All entries below are to be set down again, identical to the source.

Data extracted from a collection
·····

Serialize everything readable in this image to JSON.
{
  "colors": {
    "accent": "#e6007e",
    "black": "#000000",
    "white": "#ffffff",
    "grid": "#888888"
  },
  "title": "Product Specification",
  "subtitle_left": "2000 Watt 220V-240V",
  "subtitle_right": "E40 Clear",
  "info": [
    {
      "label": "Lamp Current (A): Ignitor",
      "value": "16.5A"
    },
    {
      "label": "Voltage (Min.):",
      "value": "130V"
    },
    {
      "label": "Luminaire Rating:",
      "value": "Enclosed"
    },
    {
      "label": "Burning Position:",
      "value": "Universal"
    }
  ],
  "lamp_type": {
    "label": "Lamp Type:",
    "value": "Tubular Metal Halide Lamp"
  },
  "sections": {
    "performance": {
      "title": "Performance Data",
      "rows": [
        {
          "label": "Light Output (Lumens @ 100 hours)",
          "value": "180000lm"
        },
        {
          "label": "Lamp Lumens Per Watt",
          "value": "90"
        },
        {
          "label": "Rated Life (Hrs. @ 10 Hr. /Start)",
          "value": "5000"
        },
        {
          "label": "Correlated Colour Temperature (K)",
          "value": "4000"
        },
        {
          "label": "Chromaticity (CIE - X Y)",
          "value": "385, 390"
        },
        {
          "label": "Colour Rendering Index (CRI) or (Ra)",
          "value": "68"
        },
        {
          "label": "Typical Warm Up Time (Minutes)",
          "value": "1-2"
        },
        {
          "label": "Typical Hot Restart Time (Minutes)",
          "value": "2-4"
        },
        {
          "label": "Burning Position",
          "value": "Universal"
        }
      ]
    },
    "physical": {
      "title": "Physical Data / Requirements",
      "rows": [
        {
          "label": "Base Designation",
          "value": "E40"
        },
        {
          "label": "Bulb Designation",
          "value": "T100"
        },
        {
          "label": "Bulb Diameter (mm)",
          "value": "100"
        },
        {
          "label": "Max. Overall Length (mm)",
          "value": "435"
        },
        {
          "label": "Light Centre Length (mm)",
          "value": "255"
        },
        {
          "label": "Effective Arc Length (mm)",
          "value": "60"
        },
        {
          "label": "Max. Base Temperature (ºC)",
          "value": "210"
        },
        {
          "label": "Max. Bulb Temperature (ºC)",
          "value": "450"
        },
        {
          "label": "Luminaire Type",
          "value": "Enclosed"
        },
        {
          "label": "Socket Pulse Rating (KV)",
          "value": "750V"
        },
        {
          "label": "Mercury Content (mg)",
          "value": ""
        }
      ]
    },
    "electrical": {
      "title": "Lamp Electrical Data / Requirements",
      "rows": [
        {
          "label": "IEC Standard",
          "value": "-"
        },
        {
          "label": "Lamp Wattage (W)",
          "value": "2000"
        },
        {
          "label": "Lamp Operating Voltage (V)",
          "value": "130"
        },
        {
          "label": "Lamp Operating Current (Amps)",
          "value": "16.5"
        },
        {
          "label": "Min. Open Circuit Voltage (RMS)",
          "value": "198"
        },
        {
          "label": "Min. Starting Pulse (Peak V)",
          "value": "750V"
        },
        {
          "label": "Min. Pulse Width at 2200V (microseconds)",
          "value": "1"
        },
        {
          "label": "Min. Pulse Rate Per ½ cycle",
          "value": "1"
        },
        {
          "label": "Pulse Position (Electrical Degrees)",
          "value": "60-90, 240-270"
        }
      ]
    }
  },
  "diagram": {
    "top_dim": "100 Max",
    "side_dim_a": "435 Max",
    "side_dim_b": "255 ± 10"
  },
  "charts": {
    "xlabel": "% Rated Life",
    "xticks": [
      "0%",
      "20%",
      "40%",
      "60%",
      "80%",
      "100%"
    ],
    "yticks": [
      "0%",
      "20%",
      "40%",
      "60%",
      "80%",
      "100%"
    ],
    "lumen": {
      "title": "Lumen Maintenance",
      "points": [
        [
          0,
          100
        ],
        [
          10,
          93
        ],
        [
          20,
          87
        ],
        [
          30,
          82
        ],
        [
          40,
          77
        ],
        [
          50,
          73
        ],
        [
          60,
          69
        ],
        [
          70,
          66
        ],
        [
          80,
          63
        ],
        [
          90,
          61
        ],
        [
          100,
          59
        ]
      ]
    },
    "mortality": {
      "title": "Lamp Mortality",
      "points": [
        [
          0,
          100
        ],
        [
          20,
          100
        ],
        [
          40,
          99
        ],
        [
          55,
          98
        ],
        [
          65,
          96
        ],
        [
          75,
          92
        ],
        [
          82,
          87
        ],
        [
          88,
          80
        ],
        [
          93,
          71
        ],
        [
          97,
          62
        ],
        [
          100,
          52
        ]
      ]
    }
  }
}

·····

Exercise output:
Serialize everything readable in this image to JSON.
{
  "colors": {
    "accent": "#e6007e",
    "black": "#000000",
    "white": "#ffffff",
    "grid": "#888888"
  },
  "title": "Product Specification",
  "subtitle_left": "2000 Watt 220V-240V",
  "subtitle_right": "E40 Clear",
  "info": [
    {
      "label": "Lamp Current (A): Ignitor",
      "value": "16.5A"
    },
    {
      "label": "Voltage (Min.):",
      "value": "130V"
    },
    {
      "label": "Luminaire Rating:",
      "value": "Enclosed"
    },
    {
      "label": "Burning Position:",
      "value": "Universal"
    }
  ],
  "lamp_type": {
    "label": "Lamp Type:",
    "value": "Tubular Metal Halide Lamp"
  },
  "sections": {
    "performance": {
      "title": "Performance Data",
      "rows": [
        {
          "label": "Light Output (Lumens @ 100 hours)",
          "value": "180000lm"
        },
        {
          "label": "Lamp Lumens Per Watt",
          "value": "90"
        },
        {
          "label": "Rated Life (Hrs. @ 10 Hr. /Start)",
          "value": "5000"
        },
        {
          "label": "Correlated Colour Temperature (K)",
          "value": "4000"
        },
        {
          "label": "Chromaticity (CIE - X Y)",
          "value": "385, 390"
        },
        {
          "label": "Colour Rendering Index (CRI) or (Ra)",
          "value": "68"
        },
        {
          "label": "Typical Warm Up Time (Minutes)",
          "value": "1-2"
        },
        {
          "label": "Typical Hot Restart Time (Minutes)",
          "value": "2-4"
        },
        {
          "label": "Burning Position",
          "value": "Universal"
        }
      ]
    },
    "physical": {
      "title": "Physical Data / Requirements",
      "rows": [
        {
          "label": "Base Designation",
          "value": "E40"
        },
        {
          "label": "Bulb Designation",
          "value": "T100"
        },
        {
          "label": "Bulb Diameter (mm)",
          "value": "100"
        },
        {
          "label": "Max. Overall Length (mm)",
          "value": "435"
        },
        {
          "label": "Light Centre Length (mm)",
          "value": "255"
        },
        {
          "label": "Effective Arc Length (mm)",
          "value": "60"
        },
        {
          "label": "Max. Base Temperature (ºC)",
          "value": "210"
        },
        {
          "label": "Max. Bulb Temperature (ºC)",
          "value": "450"
        },
        {
          "label": "Luminaire Type",
          "value": "Enclosed"
        },
        {
          "label": "Socket Pulse Rating (KV)",
          "value": "750V"
        },
        {
          "label": "Mercury Content (mg)",
          "value": ""
        }
      ]
    },
    "electrical": {
      "title": "Lamp Electrical Data / Requirements",
      "rows": [
        {
          "label": "IEC Standard",
          "value": "-"
        },
        {
          "label": "Lamp Wattage (W)",
          "value": "2000"
        },
        {
          "label": "Lamp Operating Voltage (V)",
          "value": "130"
        },
        {
          "label": "Lamp Operating Current (Amps)",
          "value": "16.5"
        },
        {
          "label": "Min. Open Circuit Voltage (RMS)",
          "value": "198"
        },
        {
          "label": "Min. Starting Pulse (Peak V)",
          "value": "750V"
        },
        {
          "label": "Min. Pulse Width at 2200V (microseconds)",
          "value": "1"
        },
        {
          "label": "Min. Pulse Rate Per ½ cycle",
          "value": "1"
        },
        {
          "label": "Pulse Position (Electrical Degrees)",
          "value": "60-90, 240-270"
        }
      ]
    }
  },
  "diagram": {
    "top_dim": "100 Max",
    "side_dim_a": "435 Max",
    "side_dim_b": "255 ± 10"
  },
  "charts": {
    "xlabel": "% Rated Life",
    "xticks": [
      "0%",
      "20%",
      "40%",
      "60%",
      "80%",
      "100%"
    ],
    "yticks": [
      "0%",
      "20%",
      "40%",
      "60%",
      "80%",
      "100%"
    ],
    "lumen": {
      "title": "Lumen Maintenance",
      "points": [
        [
          0,
          100
        ],
        [
          10,
          93
        ],
        [
          20,
          87
        ],
        [
          30,
          82
        ],
        [
          40,
          77
        ],
        [
          50,
          73
        ],
        [
          60,
          69
        ],
        [
          70,
          66
        ],
        [
          80,
          63
        ],
        [
          90,
          61
        ],
        [
          100,
          59
        ]
      ]
    },
    "mortality": {
      "title": "Lamp Mortality",
      "points": [
        [
          0,
          100
        ],
        [
          20,
          100
        ],
        [
          40,
          99
        ],
        [
          55,
          98
        ],
        [
          65,
          96
        ],
        [
          75,
          92
        ],
        [
          82,
          87
        ],
        [
          88,
          80
        ],
        [
          93,
          71
        ],
        [
          97,
          62
        ],
        [
          100,
          52
        ]
      ]
    }
  }
}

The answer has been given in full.